begin WORKING DATA

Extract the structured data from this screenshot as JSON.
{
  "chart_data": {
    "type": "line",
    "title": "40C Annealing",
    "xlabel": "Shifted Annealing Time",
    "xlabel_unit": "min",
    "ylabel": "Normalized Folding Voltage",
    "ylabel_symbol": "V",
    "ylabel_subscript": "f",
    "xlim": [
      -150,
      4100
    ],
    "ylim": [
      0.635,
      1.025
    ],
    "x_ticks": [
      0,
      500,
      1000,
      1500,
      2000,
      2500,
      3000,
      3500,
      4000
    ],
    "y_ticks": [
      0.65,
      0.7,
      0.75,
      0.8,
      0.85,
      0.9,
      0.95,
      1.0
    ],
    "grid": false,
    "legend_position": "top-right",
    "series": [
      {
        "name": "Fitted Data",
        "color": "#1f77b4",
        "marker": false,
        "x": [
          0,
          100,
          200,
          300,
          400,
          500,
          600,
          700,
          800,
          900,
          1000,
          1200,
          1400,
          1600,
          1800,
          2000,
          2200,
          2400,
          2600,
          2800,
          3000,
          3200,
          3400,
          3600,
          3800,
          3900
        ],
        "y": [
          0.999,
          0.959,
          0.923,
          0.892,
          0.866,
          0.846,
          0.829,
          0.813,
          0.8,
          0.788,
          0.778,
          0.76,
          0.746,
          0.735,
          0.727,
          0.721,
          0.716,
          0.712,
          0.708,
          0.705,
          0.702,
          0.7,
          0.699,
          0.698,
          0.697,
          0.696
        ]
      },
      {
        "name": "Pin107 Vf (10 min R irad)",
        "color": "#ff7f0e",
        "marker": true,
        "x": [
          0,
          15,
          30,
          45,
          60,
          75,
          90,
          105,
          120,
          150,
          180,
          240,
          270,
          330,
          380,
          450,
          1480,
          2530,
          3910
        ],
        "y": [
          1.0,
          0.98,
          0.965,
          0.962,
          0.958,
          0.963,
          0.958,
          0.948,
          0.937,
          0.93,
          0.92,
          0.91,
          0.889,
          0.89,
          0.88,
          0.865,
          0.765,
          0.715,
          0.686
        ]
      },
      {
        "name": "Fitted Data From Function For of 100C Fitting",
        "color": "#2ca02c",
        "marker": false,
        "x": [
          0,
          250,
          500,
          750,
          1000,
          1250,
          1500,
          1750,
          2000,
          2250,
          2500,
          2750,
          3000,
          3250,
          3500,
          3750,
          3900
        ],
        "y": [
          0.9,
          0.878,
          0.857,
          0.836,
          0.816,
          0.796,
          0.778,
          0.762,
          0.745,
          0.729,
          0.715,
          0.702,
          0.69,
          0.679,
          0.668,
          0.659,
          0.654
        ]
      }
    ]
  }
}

end WORKING DATA

_EXERCISE INSTRUCTIONS_: Read the entries and select each line where the word "color" is found.

_RESPONSE_:
        "color": "#1f77b4",
        "color": "#ff7f0e",
        "color": "#2ca02c",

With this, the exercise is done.